• What you need to do
Look through the records below, and copy out every line that holds the string "title".

• Dataset excerpts
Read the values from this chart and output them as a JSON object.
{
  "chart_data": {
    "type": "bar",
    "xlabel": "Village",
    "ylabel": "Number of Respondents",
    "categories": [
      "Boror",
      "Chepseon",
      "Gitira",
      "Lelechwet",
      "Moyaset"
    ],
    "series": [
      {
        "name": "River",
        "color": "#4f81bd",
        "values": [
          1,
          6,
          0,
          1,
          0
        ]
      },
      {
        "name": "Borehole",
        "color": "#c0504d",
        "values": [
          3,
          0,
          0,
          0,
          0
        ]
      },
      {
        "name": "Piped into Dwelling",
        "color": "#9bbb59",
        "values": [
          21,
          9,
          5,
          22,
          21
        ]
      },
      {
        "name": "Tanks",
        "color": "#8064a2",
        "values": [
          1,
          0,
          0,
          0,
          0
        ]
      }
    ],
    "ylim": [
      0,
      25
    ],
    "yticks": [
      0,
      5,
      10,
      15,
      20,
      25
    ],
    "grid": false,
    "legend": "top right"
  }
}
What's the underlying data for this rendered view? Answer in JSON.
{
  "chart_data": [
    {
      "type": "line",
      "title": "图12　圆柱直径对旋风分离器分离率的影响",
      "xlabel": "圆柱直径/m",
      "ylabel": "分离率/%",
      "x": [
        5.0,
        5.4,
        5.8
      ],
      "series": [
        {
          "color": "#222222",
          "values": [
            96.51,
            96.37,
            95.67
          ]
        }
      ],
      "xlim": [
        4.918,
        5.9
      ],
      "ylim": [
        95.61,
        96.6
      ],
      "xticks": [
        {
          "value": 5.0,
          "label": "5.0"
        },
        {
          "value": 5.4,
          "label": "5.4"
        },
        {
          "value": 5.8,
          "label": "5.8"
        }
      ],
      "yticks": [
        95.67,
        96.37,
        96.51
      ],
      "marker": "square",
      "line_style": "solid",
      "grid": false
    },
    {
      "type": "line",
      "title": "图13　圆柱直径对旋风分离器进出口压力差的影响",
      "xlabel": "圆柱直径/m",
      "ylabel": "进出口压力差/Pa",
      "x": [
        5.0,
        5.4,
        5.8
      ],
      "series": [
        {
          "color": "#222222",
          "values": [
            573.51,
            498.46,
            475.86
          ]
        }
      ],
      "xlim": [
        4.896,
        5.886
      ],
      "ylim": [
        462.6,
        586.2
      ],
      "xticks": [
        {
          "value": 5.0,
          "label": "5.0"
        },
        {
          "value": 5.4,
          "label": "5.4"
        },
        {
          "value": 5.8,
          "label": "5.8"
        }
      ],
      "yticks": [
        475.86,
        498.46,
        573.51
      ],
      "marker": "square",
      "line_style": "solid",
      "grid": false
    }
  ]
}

• Output for this task
      "title": "图12　圆柱直径对旋风分离器分离率的影响",
      "title": "图13　圆柱直径对旋风分离器进出口压力差的影响",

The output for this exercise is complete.